YOUR TASK:
Skip the images and return the records below exactly.

───── GIVEN ENTRIES

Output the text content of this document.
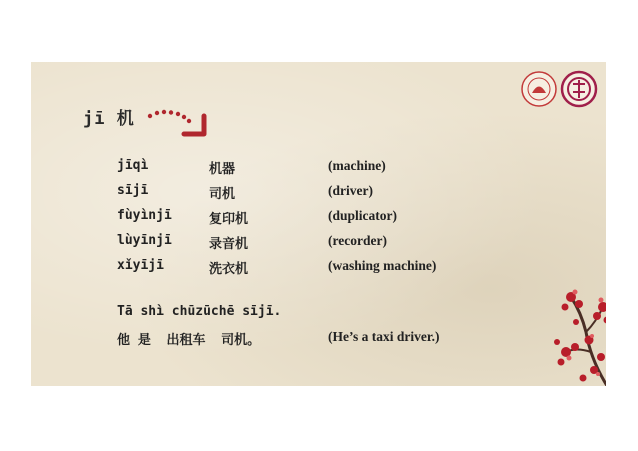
jī 机
jīqì	机器	(machine)
sījī	司机	(driver)
fùyìnjī	复印机	(duplicator)
lùyīnjī	录音机	(recorder)
xǐyījī	洗衣机	(washing machine)
Tā shì chūzūchē sījī.
他 是  出租车  司机。	(He’s a taxi driver.)
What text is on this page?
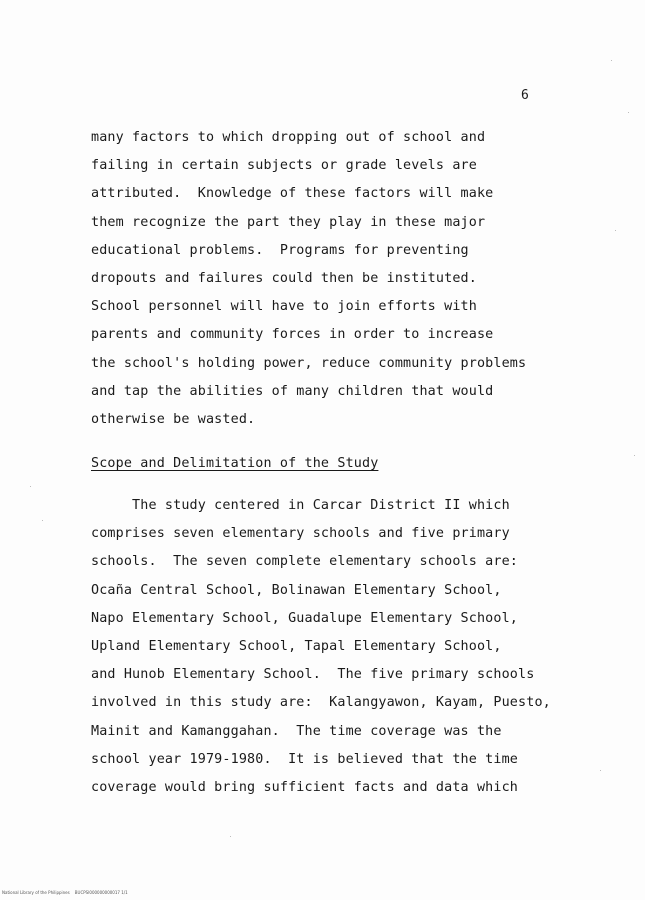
6
many factors to which dropping out of school and
failing in certain subjects or grade levels are
attributed.  Knowledge of these factors will make
them recognize the part they play in these major
educational problems.  Programs for preventing
dropouts and failures could then be instituted.
School personnel will have to join efforts with
parents and community forces in order to increase
the school's holding power, reduce community problems
and tap the abilities of many children that would
otherwise be wasted.
Scope and Delimitation of the Study
The study centered in Carcar District II which
comprises seven elementary schools and five primary
schools.  The seven complete elementary schools are:
Ocaña Central School, Bolinawan Elementary School,
Napo Elementary School, Guadalupe Elementary School,
Upland Elementary School, Tapal Elementary School,
and Hunob Elementary School.  The five primary schools
involved in this study are:  Kalangyawon, Kayam, Puesto,
Mainit and Kamanggahan.  The time coverage was the
school year 1979-1980.  It is believed that the time
coverage would bring sufficient facts and data which
National Library of the Philippines    BUCPSI000000000017 1/1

──────────

EXPECTED ANSWER:
Output the text content of this document.
jī 机
jīqì	机器	(machine)
sījī	司机	(driver)
fùyìnjī	复印机	(duplicator)
lùyīnjī	录音机	(recorder)
xǐyījī	洗衣机	(washing machine)
Tā shì chūzūchē sījī.
他 是  出租车  司机。	(He’s a taxi driver.)
What text is on this page?
6
many factors to which dropping out of school and
failing in certain subjects or grade levels are
attributed.  Knowledge of these factors will make
them recognize the part they play in these major
educational problems.  Programs for preventing
dropouts and failures could then be instituted.
School personnel will have to join efforts with
parents and community forces in order to increase
the school's holding power, reduce community problems
and tap the abilities of many children that would
otherwise be wasted.
Scope and Delimitation of the Study
The study centered in Carcar District II which
comprises seven elementary schools and five primary
schools.  The seven complete elementary schools are:
Ocaña Central School, Bolinawan Elementary School,
Napo Elementary School, Guadalupe Elementary School,
Upland Elementary School, Tapal Elementary School,
and Hunob Elementary School.  The five primary schools
involved in this study are:  Kalangyawon, Kayam, Puesto,
Mainit and Kamanggahan.  The time coverage was the
school year 1979-1980.  It is believed that the time
coverage would bring sufficient facts and data which
National Library of the Philippines    BUCPSI000000000017 1/1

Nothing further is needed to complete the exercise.